◆ **Stored records**:
** BEGIN **

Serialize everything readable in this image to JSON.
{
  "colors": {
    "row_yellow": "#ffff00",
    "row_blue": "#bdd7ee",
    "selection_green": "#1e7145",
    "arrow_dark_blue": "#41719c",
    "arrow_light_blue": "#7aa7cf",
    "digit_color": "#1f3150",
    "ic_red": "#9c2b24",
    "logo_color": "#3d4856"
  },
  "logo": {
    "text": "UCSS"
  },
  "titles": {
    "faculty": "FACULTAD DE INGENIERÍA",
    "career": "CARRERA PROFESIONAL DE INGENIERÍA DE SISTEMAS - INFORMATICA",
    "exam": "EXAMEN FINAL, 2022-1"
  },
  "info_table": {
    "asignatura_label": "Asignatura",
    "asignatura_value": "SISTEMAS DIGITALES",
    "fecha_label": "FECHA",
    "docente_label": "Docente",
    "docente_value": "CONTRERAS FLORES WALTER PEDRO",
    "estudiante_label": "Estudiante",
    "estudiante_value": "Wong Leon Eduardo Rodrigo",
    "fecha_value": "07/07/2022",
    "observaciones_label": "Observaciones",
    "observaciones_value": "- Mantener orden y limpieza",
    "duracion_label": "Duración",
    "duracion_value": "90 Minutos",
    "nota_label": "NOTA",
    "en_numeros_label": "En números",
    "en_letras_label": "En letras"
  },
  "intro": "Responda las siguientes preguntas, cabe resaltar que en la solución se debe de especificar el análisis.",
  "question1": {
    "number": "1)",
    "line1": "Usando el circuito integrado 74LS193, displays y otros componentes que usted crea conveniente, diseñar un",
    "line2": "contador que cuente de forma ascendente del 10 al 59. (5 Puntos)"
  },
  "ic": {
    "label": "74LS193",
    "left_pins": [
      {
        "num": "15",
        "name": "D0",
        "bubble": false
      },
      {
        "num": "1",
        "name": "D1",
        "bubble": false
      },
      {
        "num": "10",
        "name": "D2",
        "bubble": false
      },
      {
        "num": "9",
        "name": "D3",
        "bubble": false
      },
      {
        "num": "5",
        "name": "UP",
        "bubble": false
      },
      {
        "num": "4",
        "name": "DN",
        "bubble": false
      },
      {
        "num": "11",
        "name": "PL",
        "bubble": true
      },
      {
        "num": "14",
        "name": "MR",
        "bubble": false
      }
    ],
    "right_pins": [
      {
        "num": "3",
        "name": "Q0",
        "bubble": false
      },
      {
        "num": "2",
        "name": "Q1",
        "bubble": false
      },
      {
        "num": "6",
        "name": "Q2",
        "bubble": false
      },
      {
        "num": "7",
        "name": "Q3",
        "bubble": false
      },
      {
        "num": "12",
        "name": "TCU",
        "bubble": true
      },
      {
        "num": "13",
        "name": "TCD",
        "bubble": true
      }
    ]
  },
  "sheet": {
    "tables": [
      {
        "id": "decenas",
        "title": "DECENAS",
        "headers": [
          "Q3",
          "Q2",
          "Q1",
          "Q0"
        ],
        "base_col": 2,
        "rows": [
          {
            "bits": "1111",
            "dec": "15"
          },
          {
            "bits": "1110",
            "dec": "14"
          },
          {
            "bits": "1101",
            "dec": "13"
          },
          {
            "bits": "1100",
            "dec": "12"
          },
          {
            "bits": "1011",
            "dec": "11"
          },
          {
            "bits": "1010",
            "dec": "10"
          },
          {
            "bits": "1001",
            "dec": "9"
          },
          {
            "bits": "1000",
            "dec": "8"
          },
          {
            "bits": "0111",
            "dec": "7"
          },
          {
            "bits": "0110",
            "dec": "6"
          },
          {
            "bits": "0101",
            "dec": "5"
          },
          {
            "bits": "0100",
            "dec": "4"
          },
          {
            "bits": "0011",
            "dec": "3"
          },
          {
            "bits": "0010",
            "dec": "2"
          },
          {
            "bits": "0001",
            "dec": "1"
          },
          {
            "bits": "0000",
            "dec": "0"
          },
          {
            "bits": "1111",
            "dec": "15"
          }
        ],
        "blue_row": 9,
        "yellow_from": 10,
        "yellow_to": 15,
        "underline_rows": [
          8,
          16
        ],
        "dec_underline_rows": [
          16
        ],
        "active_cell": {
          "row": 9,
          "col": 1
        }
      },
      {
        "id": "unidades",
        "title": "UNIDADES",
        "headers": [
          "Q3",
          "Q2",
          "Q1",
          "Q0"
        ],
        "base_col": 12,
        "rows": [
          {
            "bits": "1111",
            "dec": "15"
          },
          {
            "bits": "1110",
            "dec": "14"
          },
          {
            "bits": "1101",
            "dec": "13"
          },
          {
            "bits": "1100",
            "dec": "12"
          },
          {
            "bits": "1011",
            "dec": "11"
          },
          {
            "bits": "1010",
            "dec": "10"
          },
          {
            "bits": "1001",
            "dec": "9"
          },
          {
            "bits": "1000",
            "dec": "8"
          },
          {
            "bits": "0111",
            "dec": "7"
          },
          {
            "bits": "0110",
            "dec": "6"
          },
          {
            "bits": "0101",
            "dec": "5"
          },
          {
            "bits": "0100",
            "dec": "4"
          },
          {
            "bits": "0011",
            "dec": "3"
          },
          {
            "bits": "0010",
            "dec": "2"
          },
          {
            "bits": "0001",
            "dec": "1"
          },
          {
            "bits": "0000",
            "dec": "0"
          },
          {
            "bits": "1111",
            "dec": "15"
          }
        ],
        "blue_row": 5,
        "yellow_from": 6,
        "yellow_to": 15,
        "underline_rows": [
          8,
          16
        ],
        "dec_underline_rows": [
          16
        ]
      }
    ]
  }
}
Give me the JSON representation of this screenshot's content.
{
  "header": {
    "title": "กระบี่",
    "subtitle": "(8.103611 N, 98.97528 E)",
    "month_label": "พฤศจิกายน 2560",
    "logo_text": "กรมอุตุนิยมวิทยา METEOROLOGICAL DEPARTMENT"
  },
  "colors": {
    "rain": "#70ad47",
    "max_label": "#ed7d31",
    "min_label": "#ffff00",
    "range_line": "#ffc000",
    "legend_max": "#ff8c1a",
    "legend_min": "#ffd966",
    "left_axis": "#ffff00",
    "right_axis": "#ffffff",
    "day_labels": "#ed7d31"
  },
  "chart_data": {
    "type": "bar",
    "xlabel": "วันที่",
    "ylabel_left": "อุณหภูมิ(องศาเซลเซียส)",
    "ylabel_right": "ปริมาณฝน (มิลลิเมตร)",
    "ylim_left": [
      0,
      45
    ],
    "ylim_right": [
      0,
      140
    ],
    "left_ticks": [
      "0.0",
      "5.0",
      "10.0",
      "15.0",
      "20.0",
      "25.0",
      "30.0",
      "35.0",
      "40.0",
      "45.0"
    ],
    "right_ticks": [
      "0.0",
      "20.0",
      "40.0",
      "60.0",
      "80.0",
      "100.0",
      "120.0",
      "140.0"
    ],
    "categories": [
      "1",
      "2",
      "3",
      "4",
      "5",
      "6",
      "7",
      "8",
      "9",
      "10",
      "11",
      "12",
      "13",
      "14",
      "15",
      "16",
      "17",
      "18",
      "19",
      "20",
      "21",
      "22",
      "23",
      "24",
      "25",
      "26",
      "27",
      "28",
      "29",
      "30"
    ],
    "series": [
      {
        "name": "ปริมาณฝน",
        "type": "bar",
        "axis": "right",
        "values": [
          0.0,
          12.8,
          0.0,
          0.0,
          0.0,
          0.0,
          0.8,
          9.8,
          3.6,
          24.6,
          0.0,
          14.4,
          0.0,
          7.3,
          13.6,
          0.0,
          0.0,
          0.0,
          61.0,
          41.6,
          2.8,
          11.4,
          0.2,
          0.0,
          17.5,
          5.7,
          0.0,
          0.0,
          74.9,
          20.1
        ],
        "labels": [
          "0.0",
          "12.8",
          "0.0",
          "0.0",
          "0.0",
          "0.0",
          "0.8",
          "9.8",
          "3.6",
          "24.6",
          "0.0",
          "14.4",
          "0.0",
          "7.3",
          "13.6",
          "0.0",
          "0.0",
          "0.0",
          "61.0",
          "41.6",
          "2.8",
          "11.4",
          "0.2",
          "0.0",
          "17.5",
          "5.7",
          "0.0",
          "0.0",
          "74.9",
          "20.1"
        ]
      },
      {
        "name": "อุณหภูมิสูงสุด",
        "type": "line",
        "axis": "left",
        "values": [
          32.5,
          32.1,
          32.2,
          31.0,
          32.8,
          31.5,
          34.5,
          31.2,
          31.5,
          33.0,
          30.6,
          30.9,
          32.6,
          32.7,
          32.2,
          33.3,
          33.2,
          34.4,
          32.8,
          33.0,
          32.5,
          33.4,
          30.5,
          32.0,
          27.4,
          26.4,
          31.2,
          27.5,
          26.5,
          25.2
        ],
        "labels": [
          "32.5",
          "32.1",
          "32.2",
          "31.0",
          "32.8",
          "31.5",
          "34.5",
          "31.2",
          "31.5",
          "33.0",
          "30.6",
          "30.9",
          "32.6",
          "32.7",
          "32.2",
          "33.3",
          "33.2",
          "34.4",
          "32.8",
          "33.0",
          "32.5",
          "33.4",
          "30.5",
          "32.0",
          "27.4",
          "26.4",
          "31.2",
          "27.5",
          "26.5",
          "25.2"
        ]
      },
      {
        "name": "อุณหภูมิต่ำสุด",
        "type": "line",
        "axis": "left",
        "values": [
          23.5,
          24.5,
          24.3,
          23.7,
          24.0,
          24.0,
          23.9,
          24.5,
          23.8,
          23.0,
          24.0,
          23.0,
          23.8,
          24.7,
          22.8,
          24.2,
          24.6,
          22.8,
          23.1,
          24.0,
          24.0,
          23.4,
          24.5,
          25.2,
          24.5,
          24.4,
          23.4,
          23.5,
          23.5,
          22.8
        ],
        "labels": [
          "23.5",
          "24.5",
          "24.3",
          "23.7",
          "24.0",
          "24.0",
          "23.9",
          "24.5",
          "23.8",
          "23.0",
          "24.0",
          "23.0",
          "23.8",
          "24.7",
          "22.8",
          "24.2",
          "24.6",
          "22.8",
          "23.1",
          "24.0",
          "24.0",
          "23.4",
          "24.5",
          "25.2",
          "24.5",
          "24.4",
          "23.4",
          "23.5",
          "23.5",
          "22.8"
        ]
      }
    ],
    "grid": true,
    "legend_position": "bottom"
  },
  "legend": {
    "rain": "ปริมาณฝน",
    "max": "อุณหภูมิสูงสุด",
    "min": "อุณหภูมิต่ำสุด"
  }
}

** END **

◆ **Task directions**:
From the listing, copy each line containing the word "this".

◆ **Result of the exercise**:
Serialize everything readable in this image to JSON.
Give me the JSON representation of this screenshot's content.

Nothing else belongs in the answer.